Exercise requirements: Go through the entries one line at a time, and gather every line that has the word "treaty".

** START Supplied entries **

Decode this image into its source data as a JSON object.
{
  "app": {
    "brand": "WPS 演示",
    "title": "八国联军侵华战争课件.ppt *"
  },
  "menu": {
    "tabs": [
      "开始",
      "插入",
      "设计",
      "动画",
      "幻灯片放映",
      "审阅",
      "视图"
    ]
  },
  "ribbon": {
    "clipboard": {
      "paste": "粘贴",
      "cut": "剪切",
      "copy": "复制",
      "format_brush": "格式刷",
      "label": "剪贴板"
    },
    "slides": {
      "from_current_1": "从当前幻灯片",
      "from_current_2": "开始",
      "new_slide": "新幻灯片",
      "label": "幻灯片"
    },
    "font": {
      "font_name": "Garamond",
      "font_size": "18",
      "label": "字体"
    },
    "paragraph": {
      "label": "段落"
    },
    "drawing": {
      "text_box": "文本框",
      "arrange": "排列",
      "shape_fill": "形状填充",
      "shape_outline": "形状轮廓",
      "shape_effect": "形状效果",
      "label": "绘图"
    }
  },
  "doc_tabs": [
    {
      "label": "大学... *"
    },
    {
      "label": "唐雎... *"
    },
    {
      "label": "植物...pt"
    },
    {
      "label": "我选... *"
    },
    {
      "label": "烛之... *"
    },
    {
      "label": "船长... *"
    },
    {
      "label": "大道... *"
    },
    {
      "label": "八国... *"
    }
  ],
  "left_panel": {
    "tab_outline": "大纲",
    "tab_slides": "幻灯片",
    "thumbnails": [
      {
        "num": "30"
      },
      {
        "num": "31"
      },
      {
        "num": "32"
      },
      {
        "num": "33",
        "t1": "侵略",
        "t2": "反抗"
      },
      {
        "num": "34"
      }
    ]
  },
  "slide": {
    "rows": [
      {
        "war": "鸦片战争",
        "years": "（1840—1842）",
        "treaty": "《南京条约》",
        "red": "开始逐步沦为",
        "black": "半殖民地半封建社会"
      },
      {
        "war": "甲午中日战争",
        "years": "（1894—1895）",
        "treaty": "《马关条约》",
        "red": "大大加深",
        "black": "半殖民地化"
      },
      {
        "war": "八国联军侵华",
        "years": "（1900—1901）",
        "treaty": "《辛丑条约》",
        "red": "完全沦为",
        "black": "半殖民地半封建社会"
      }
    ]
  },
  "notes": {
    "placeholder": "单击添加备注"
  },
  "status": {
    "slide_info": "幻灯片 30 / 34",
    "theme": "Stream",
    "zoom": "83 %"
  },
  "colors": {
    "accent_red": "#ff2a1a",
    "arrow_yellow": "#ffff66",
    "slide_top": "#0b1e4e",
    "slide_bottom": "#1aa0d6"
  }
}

** END Supplied entries **

Solution:
        "treaty": "《南京条约》",
        "treaty": "《马关条约》",
        "treaty": "《辛丑条约》",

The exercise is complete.